Data records
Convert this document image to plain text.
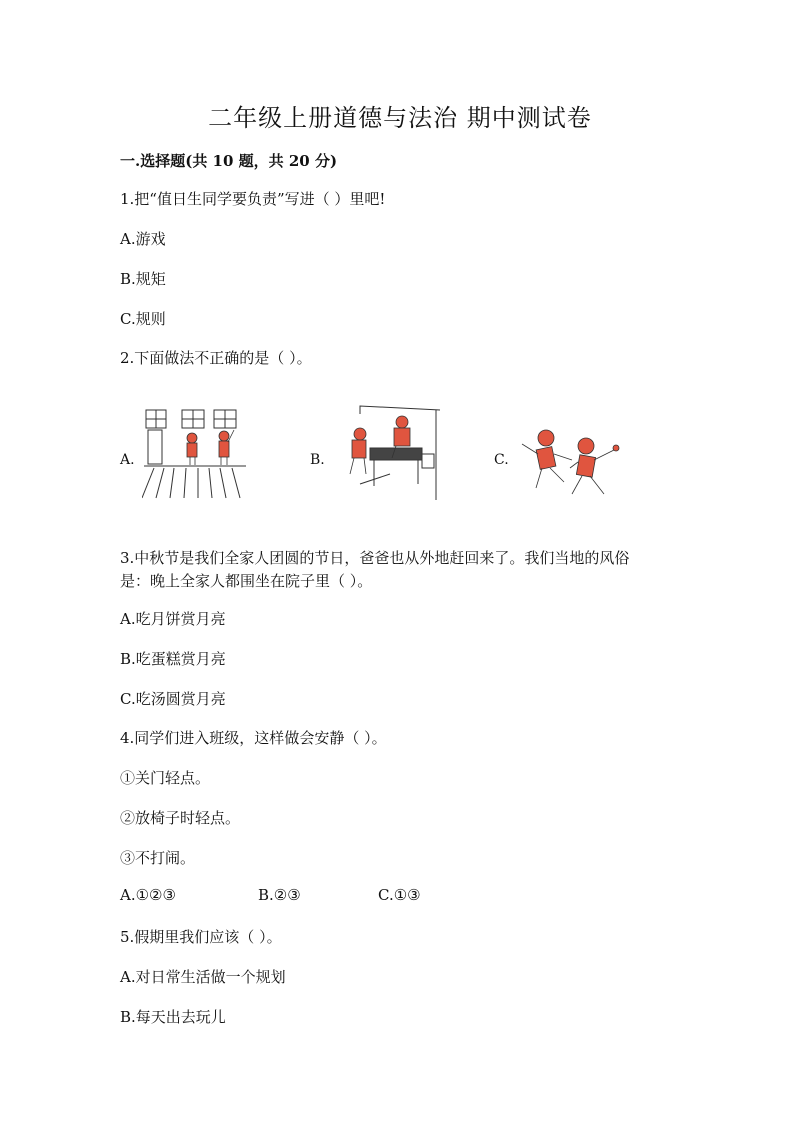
二年级上册道德与法治 期中测试卷
一.选择题(共 10 题，共 20 分)
1.把“值日生同学要负责”写进（ ）里吧!
A.游戏
B.规矩
C.规则
2.下面做法不正确的是（ ）。
A.	B.	C.
3.中秋节是我们全家人团圆的节日，爸爸也从外地赶回来了。我们当地的风俗
是：晚上全家人都围坐在院子里（ ）。
A.吃月饼赏月亮
B.吃蛋糕赏月亮
C.吃汤圆赏月亮
4.同学们进入班级，这样做会安静（ ）。
①关门轻点。
②放椅子时轻点。
③不打闹。
A.①②③	B.②③	C.①③
5.假期里我们应该（ ）。
A.对日常生活做一个规划
B.每天出去玩儿
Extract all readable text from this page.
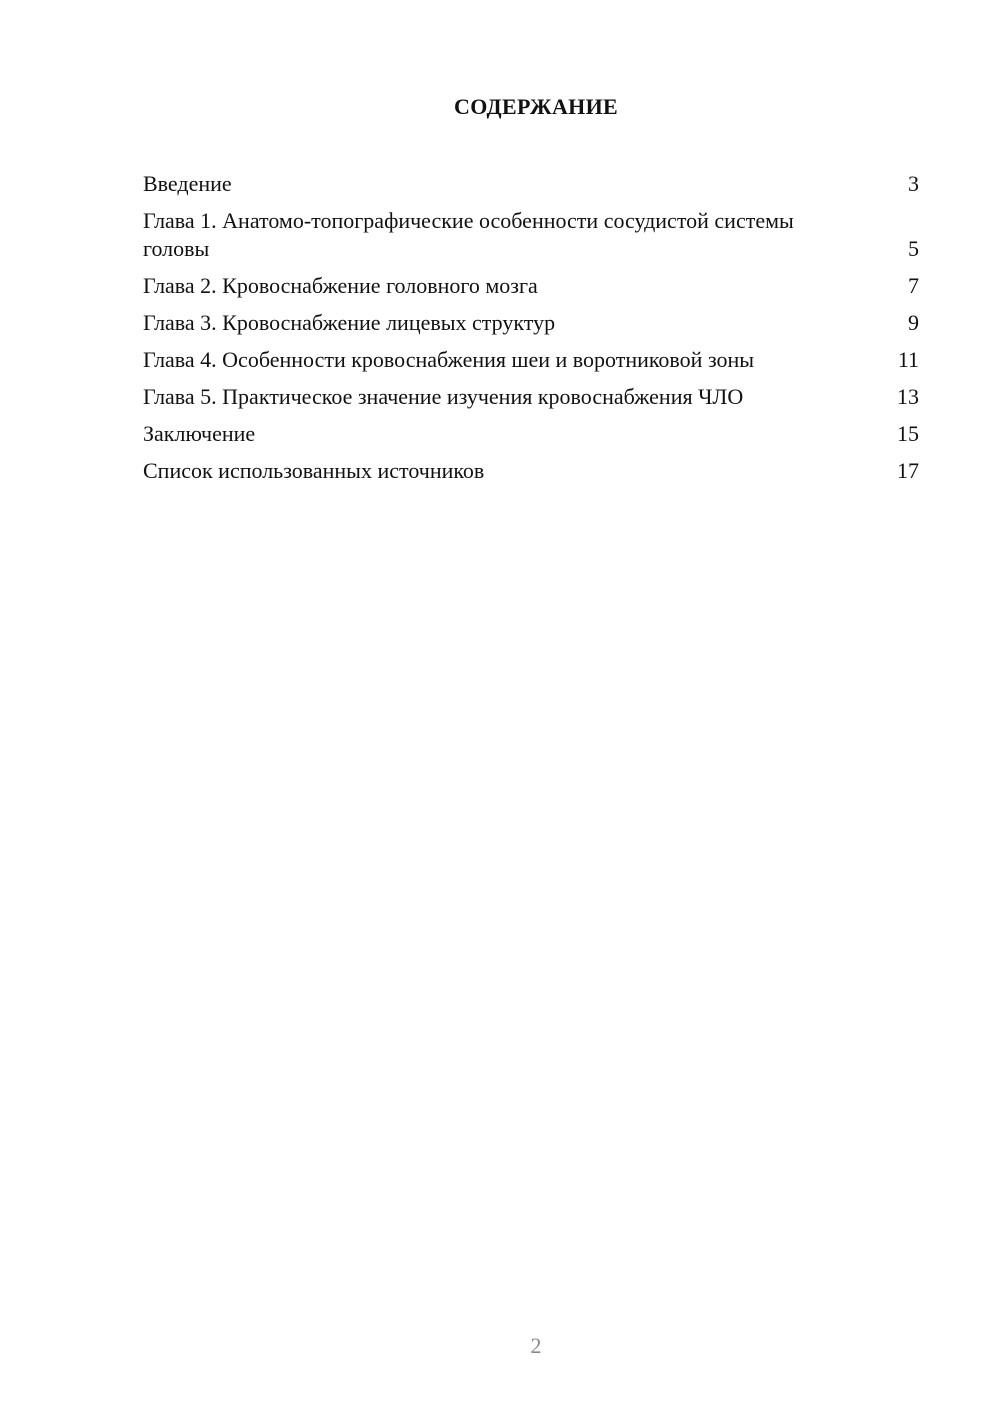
СОДЕРЖАНИЕ
Введение	3
Глава 1. Анатомо-топографические особенности сосудистой системы головы	5
Глава 2. Кровоснабжение головного мозга	7
Глава 3. Кровоснабжение лицевых структур	9
Глава 4. Особенности кровоснабжения шеи и воротниковой зоны	11
Глава 5. Практическое значение изучения кровоснабжения ЧЛО	13
Заключение	15
Список использованных источников	17
2
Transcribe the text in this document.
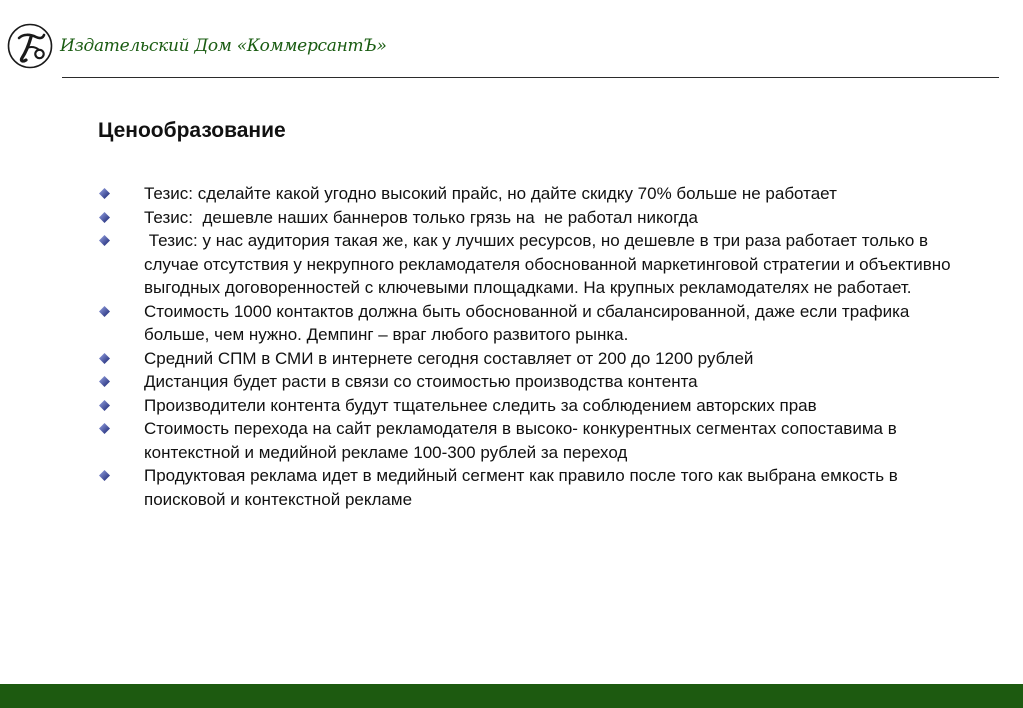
Издательский Дом «КоммерсантЪ»
Ценообразование
Тезис: сделайте какой угодно высокий прайс, но дайте скидку 70% больше не работает
Тезис:  дешевле наших баннеров только грязь на  не работал никогда
Тезис: у нас аудитория такая же, как у лучших ресурсов, но дешевле в три раза работает только в случае отсутствия у некрупного рекламодателя обоснованной маркетинговой стратегии и объективно выгодных договоренностей с ключевыми площадками. На крупных рекламодателях не работает.
Стоимость 1000 контактов должна быть обоснованной и сбалансированной, даже если трафика больше, чем нужно. Демпинг – враг любого развитого рынка.
Средний СПМ в СМИ в интернете сегодня составляет от 200 до 1200 рублей
Дистанция будет расти в связи со стоимостью производства контента
Производители контента будут тщательнее следить за соблюдением авторских прав
Стоимость перехода на сайт рекламодателя в высоко- конкурентных сегментах сопоставима в контекстной и медийной рекламе 100-300 рублей за переход
Продуктовая реклама идет в медийный сегмент как правило после того как выбрана емкость в поисковой и контекстной рекламе
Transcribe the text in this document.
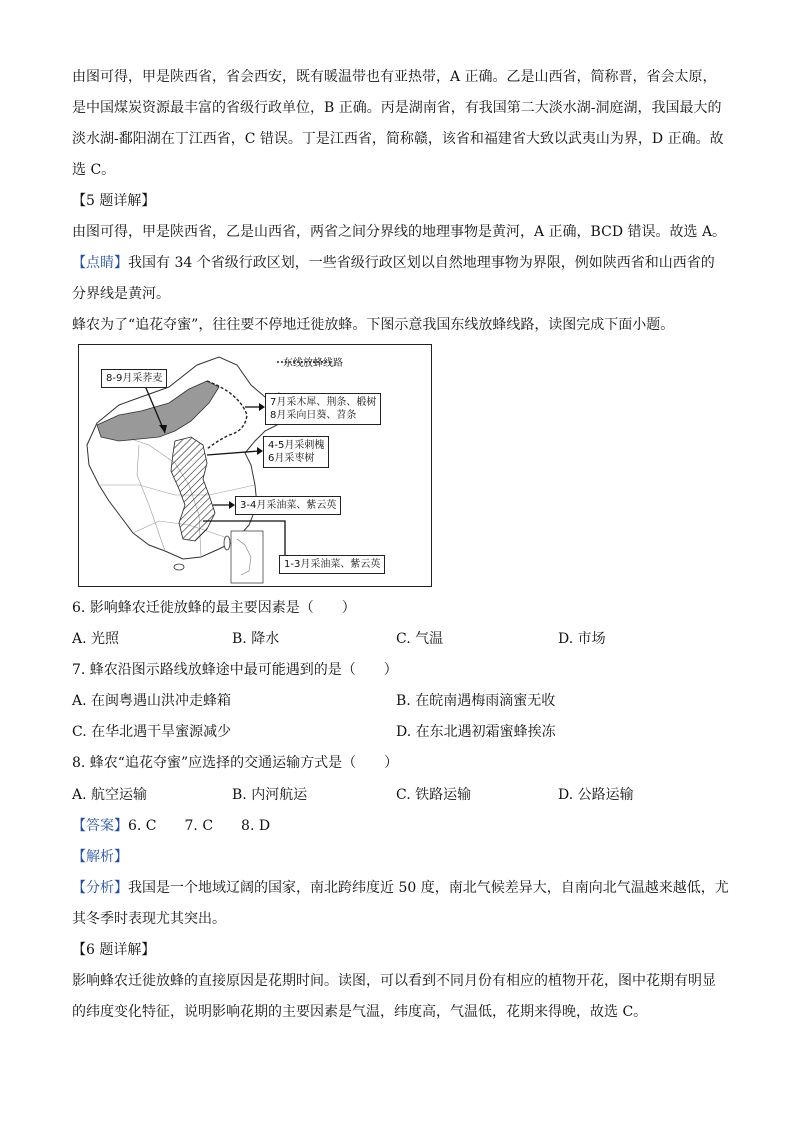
由图可得，甲是陕西省，省会西安，既有暖温带也有亚热带，A 正确。乙是山西省，简称晋，省会太原，
是中国煤炭资源最丰富的省级行政单位，B 正确。丙是湖南省，有我国第二大淡水湖-洞庭湖，我国最大的
淡水湖-鄱阳湖在丁江西省，C 错误。丁是江西省，简称赣，该省和福建省大致以武夷山为界，D 正确。故
选 C。
【5 题详解】
由图可得，甲是陕西省，乙是山西省，两省之间分界线的地理事物是黄河，A 正确，BCD 错误。故选 A。
【点睛】我国有 34 个省级行政区划，一些省级行政区划以自然地理事物为界限，例如陕西省和山西省的
分界线是黄河。
蜂农为了“追花夺蜜”，往往要不停地迁徙放蜂。下图示意我国东线放蜂线路，读图完成下面小题。
东线放蜂线路
8-9月采荞麦
7月采木犀、荆条、椴树
8月采向日葵、苕条
4-5月采刺槐
6月采枣树
3-4月采油菜、紫云英
1-3月采油菜、紫云英
6. 影响蜂农迁徙放蜂的最主要因素是（　　）
A. 光照	B. 降水	C. 气温	D. 市场
7. 蜂农沿图示路线放蜂途中最可能遇到的是（　　）
A. 在闽粤遇山洪冲走蜂箱	B. 在皖南遇梅雨滴蜜无收
C. 在华北遇干旱蜜源减少	D. 在东北遇初霜蜜蜂挨冻
8. 蜂农“追花夺蜜”应选择的交通运输方式是（　　）
A. 航空运输	B. 内河航运	C. 铁路运输	D. 公路运输
【答案】6. C　　7. C　　8. D
【解析】
【分析】我国是一个地域辽阔的国家，南北跨纬度近 50 度，南北气候差异大，自南向北气温越来越低，尤
其冬季时表现尤其突出。
【6 题详解】
影响蜂农迁徙放蜂的直接原因是花期时间。读图，可以看到不同月份有相应的植物开花，图中花期有明显
的纬度变化特征，说明影响花期的主要因素是气温，纬度高，气温低，花期来得晚，故选 C。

__Exercise description__
Leave out all images, then reproduce the entries above exactly.

__Response to this exercise__
Convert this document image to plain text.
二年级上册道德与法治 期中测试卷
一.选择题(共 10 题，共 20 分)
1.把“值日生同学要负责”写进（ ）里吧!
A.游戏
B.规矩
C.规则
2.下面做法不正确的是（ ）。
A.	B.	C.
3.中秋节是我们全家人团圆的节日，爸爸也从外地赶回来了。我们当地的风俗
是：晚上全家人都围坐在院子里（ ）。
A.吃月饼赏月亮
B.吃蛋糕赏月亮
C.吃汤圆赏月亮
4.同学们进入班级，这样做会安静（ ）。
①关门轻点。
②放椅子时轻点。
③不打闹。
A.①②③	B.②③	C.①③
5.假期里我们应该（ ）。
A.对日常生活做一个规划
B.每天出去玩儿
Extract all readable text from this page.
СОДЕРЖАНИЕ
Введение	3
Глава 1. Анатомо-топографические особенности сосудистой системы головы	5
Глава 2. Кровоснабжение головного мозга	7
Глава 3. Кровоснабжение лицевых структур	9
Глава 4. Особенности кровоснабжения шеи и воротниковой зоны	11
Глава 5. Практическое значение изучения кровоснабжения ЧЛО	13
Заключение	15
Список использованных источников	17
2
Transcribe the text in this document.
Издательский Дом «КоммерсантЪ»
Ценообразование
Тезис: сделайте какой угодно высокий прайс, но дайте скидку 70% больше не работает
Тезис:  дешевле наших баннеров только грязь на  не работал никогда
Тезис: у нас аудитория такая же, как у лучших ресурсов, но дешевле в три раза работает только в случае отсутствия у некрупного рекламодателя обоснованной маркетинговой стратегии и объективно выгодных договоренностей с ключевыми площадками. На крупных рекламодателях не работает.
Стоимость 1000 контактов должна быть обоснованной и сбалансированной, даже если трафика больше, чем нужно. Демпинг – враг любого развитого рынка.
Средний СПМ в СМИ в интернете сегодня составляет от 200 до 1200 рублей
Дистанция будет расти в связи со стоимостью производства контента
Производители контента будут тщательнее следить за соблюдением авторских прав
Стоимость перехода на сайт рекламодателя в высоко- конкурентных сегментах сопоставима в контекстной и медийной рекламе 100-300 рублей за переход
Продуктовая реклама идет в медийный сегмент как правило после того как выбрана емкость в поисковой и контекстной рекламе
Transcribe the text in this document.
由图可得，甲是陕西省，省会西安，既有暖温带也有亚热带，A 正确。乙是山西省，简称晋，省会太原，
是中国煤炭资源最丰富的省级行政单位，B 正确。丙是湖南省，有我国第二大淡水湖-洞庭湖，我国最大的
淡水湖-鄱阳湖在丁江西省，C 错误。丁是江西省，简称赣，该省和福建省大致以武夷山为界，D 正确。故
选 C。
【5 题详解】
由图可得，甲是陕西省，乙是山西省，两省之间分界线的地理事物是黄河，A 正确，BCD 错误。故选 A。
【点睛】我国有 34 个省级行政区划，一些省级行政区划以自然地理事物为界限，例如陕西省和山西省的
分界线是黄河。
蜂农为了“追花夺蜜”，往往要不停地迁徙放蜂。下图示意我国东线放蜂线路，读图完成下面小题。
东线放蜂线路
8-9月采荞麦
7月采木犀、荆条、椴树
8月采向日葵、苕条
4-5月采刺槐
6月采枣树
3-4月采油菜、紫云英
1-3月采油菜、紫云英
6. 影响蜂农迁徙放蜂的最主要因素是（　　）
A. 光照	B. 降水	C. 气温	D. 市场
7. 蜂农沿图示路线放蜂途中最可能遇到的是（　　）
A. 在闽粤遇山洪冲走蜂箱	B. 在皖南遇梅雨滴蜜无收
C. 在华北遇干旱蜜源减少	D. 在东北遇初霜蜜蜂挨冻
8. 蜂农“追花夺蜜”应选择的交通运输方式是（　　）
A. 航空运输	B. 内河航运	C. 铁路运输	D. 公路运输
【答案】6. C　　7. C　　8. D
【解析】
【分析】我国是一个地域辽阔的国家，南北跨纬度近 50 度，南北气候差异大，自南向北气温越来越低，尤
其冬季时表现尤其突出。
【6 题详解】
影响蜂农迁徙放蜂的直接原因是花期时间。读图，可以看到不同月份有相应的植物开花，图中花期有明显
的纬度变化特征，说明影响花期的主要因素是气温，纬度高，气温低，花期来得晚，故选 C。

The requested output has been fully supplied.